Work out how many lines in the entries below include the word "this". Give nothing but the number.

>> start Entries

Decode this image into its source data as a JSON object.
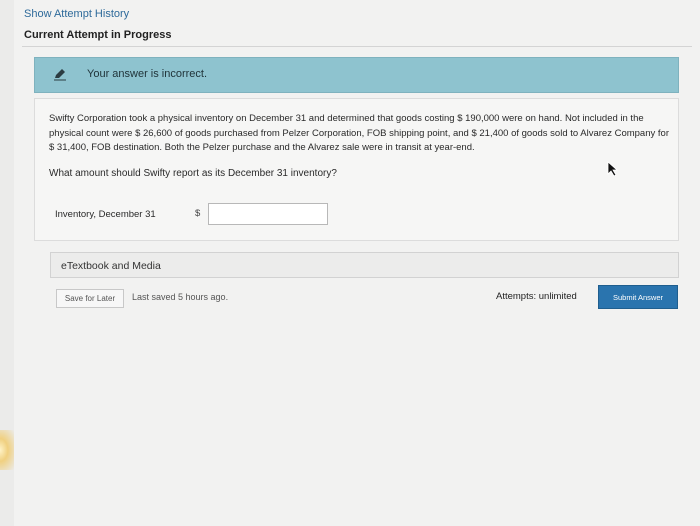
{
  "header": {
    "show_attempt_history": "Show Attempt History",
    "current_attempt": "Current Attempt in Progress"
  },
  "feedback": {
    "message": "Your answer is incorrect.",
    "icon": "pencil-icon",
    "color": "#8ec3cf"
  },
  "problem": {
    "paragraph": "Swifty Corporation took a physical inventory on December 31 and determined that goods costing $ 190,000 were on hand. Not included in the physical count were $ 26,600 of goods purchased from Pelzer Corporation, FOB shipping point, and $ 21,400 of goods sold to Alvarez Company for $ 31,400, FOB destination. Both the Pelzer purchase and the Alvarez sale were in transit at year-end.",
    "question": "What amount should Swifty report as its December 31 inventory?",
    "inventory_label": "Inventory, December 31",
    "currency": "$",
    "inventory_value": ""
  },
  "resources": {
    "etextbook_label": "eTextbook and Media"
  },
  "footer": {
    "save_label": "Save for Later",
    "last_saved": "Last saved 5 hours ago.",
    "attempts": "Attempts: unlimited",
    "submit_label": "Submit Answer",
    "submit_color": "#2a74ae"
  }
}
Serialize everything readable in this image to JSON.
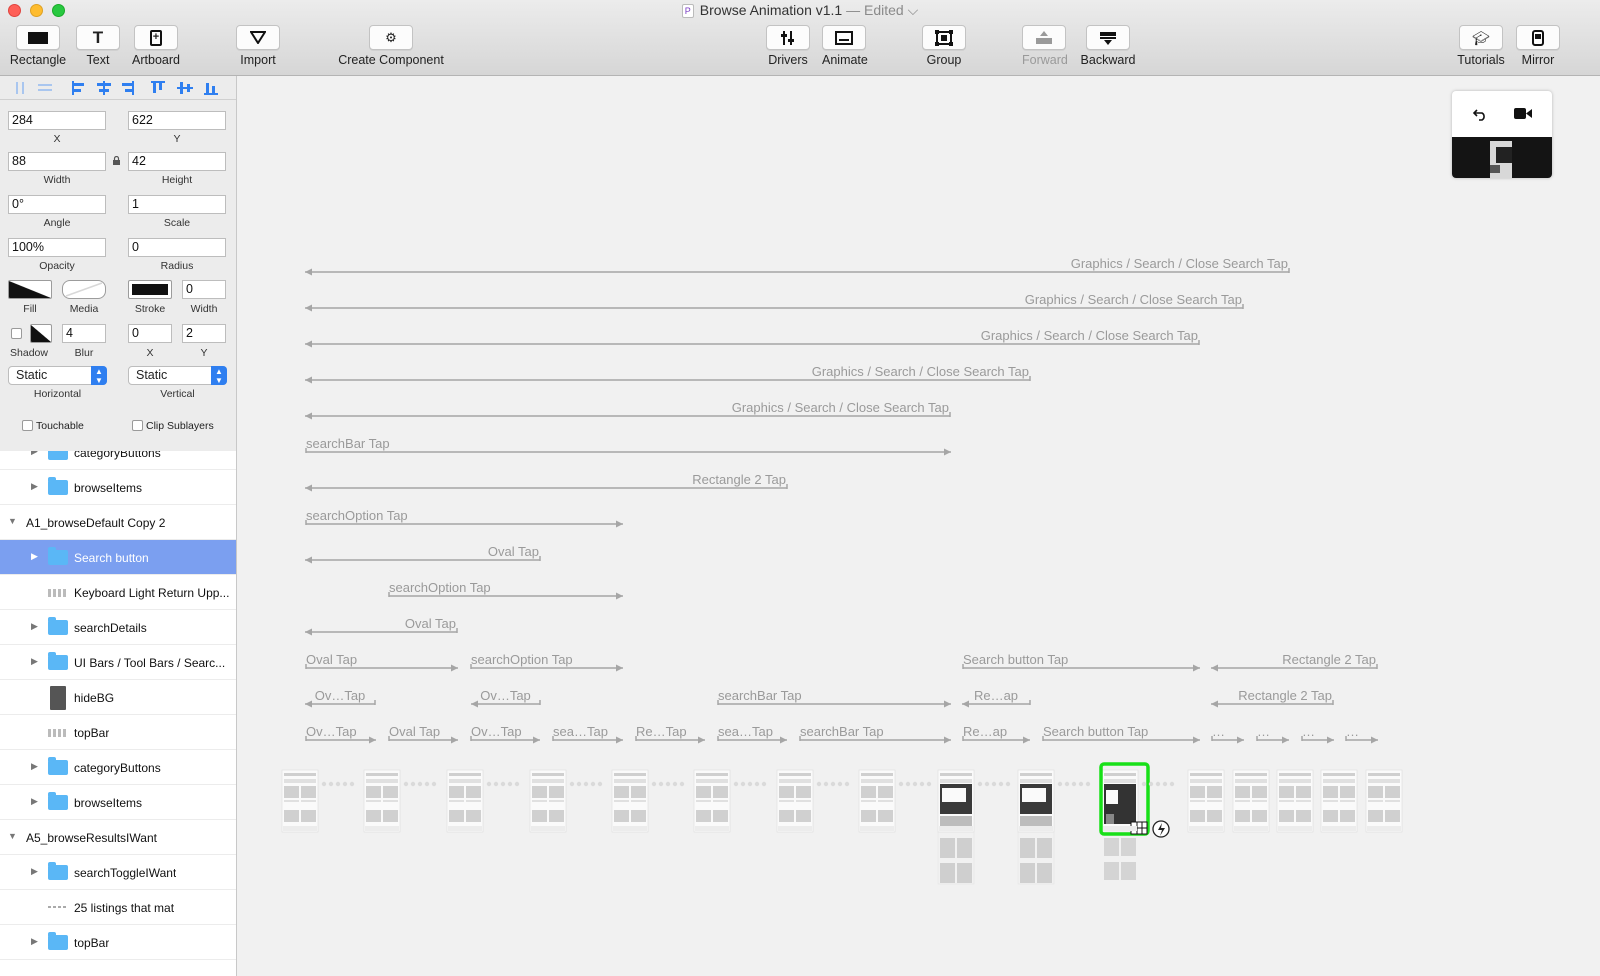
{
  "window": {
    "title": "Browse Animation v1.1",
    "status": "— Edited ⌵",
    "app_icon": "P"
  },
  "toolbar": {
    "rectangle": "Rectangle",
    "text": "Text",
    "artboard": "Artboard",
    "import": "Import",
    "create_component": "Create Component",
    "drivers": "Drivers",
    "animate": "Animate",
    "group": "Group",
    "forward": "Forward",
    "backward": "Backward",
    "tutorials": "Tutorials",
    "mirror": "Mirror"
  },
  "inspector": {
    "x": "284",
    "x_label": "X",
    "y": "622",
    "y_label": "Y",
    "width": "88",
    "width_label": "Width",
    "height": "42",
    "height_label": "Height",
    "angle": "0°",
    "angle_label": "Angle",
    "scale": "1",
    "scale_label": "Scale",
    "opacity": "100%",
    "opacity_label": "Opacity",
    "radius": "0",
    "radius_label": "Radius",
    "fill_label": "Fill",
    "media_label": "Media",
    "stroke_label": "Stroke",
    "stroke_width": "0",
    "stroke_width_label": "Width",
    "shadow_label": "Shadow",
    "blur": "4",
    "blur_label": "Blur",
    "shadow_x": "0",
    "shadow_x_label": "X",
    "shadow_y": "2",
    "shadow_y_label": "Y",
    "horizontal": "Static",
    "horizontal_label": "Horizontal",
    "vertical": "Static",
    "vertical_label": "Vertical",
    "touchable": "Touchable",
    "clip_sublayers": "Clip Sublayers"
  },
  "layers": [
    {
      "name": "categoryButtons",
      "type": "folder",
      "expanded": false
    },
    {
      "name": "browseItems",
      "type": "folder",
      "expanded": false
    },
    {
      "name": "A1_browseDefault Copy 2",
      "type": "group",
      "expanded": true
    },
    {
      "name": "Search button",
      "type": "folder",
      "expanded": false,
      "selected": true
    },
    {
      "name": "Keyboard Light Return Upp...",
      "type": "image"
    },
    {
      "name": "searchDetails",
      "type": "folder",
      "expanded": false
    },
    {
      "name": "UI Bars / Tool Bars / Searc...",
      "type": "folder",
      "expanded": false
    },
    {
      "name": "hideBG",
      "type": "rect"
    },
    {
      "name": "topBar",
      "type": "image"
    },
    {
      "name": "categoryButtons",
      "type": "folder",
      "expanded": false
    },
    {
      "name": "browseItems",
      "type": "folder",
      "expanded": false
    },
    {
      "name": "A5_browseResultsIWant",
      "type": "group",
      "expanded": true
    },
    {
      "name": "searchToggleIWant",
      "type": "folder",
      "expanded": false
    },
    {
      "name": "25 listings that mat",
      "type": "text"
    },
    {
      "name": "topBar",
      "type": "folder",
      "expanded": false
    }
  ],
  "transitions": [
    {
      "label": "Graphics / Search / Close Search Tap",
      "dir": "left"
    },
    {
      "label": "Graphics / Search / Close Search Tap",
      "dir": "left"
    },
    {
      "label": "Graphics / Search / Close Search Tap",
      "dir": "left"
    },
    {
      "label": "Graphics / Search / Close Search Tap",
      "dir": "left"
    },
    {
      "label": "Graphics / Search / Close Search Tap",
      "dir": "left"
    },
    {
      "label": "searchBar Tap",
      "dir": "right"
    },
    {
      "label": "Rectangle 2 Tap",
      "dir": "left"
    },
    {
      "label": "searchOption Tap",
      "dir": "right"
    },
    {
      "label": "Oval Tap",
      "dir": "left"
    },
    {
      "label": "searchOption Tap",
      "dir": "right"
    },
    {
      "label": "Oval Tap",
      "dir": "left"
    },
    {
      "label": "Oval Tap",
      "dir": "right"
    },
    {
      "label": "searchOption Tap",
      "dir": "right"
    },
    {
      "label": "Search button Tap",
      "dir": "right"
    },
    {
      "label": "Rectangle 2 Tap",
      "dir": "left"
    },
    {
      "label": "Ov…Tap",
      "dir": "left"
    },
    {
      "label": "Ov…Tap",
      "dir": "left"
    },
    {
      "label": "searchBar Tap",
      "dir": "right"
    },
    {
      "label": "Re…ap",
      "dir": "left"
    },
    {
      "label": "Rectangle 2 Tap",
      "dir": "left"
    },
    {
      "label": "Ov…Tap",
      "dir": "right"
    },
    {
      "label": "Oval Tap",
      "dir": "right"
    },
    {
      "label": "Ov…Tap",
      "dir": "right"
    },
    {
      "label": "sea…Tap",
      "dir": "right"
    },
    {
      "label": "Re…Tap",
      "dir": "right"
    },
    {
      "label": "sea…Tap",
      "dir": "right"
    },
    {
      "label": "searchBar Tap",
      "dir": "right"
    },
    {
      "label": "Re…ap",
      "dir": "right"
    },
    {
      "label": "Search button Tap",
      "dir": "right"
    },
    {
      "label": "…",
      "dir": "right"
    },
    {
      "label": "…",
      "dir": "right"
    },
    {
      "label": "…",
      "dir": "right"
    },
    {
      "label": "…",
      "dir": "right"
    }
  ],
  "artboards": [
    {
      "style": "light"
    },
    {
      "style": "light"
    },
    {
      "style": "light"
    },
    {
      "style": "light"
    },
    {
      "style": "light"
    },
    {
      "style": "light"
    },
    {
      "style": "light"
    },
    {
      "style": "light"
    },
    {
      "style": "dark-tall"
    },
    {
      "style": "dark-tall"
    },
    {
      "style": "selected"
    },
    {
      "style": "light"
    },
    {
      "style": "light"
    },
    {
      "style": "light"
    },
    {
      "style": "light"
    },
    {
      "style": "light"
    }
  ],
  "colors": {
    "selection_green": "#18e018",
    "layer_selected": "#7b9ff0",
    "arrow_gray": "#a6a6a6",
    "folder_blue": "#5ab7f6"
  }
}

>> end Entries

Full answer: 2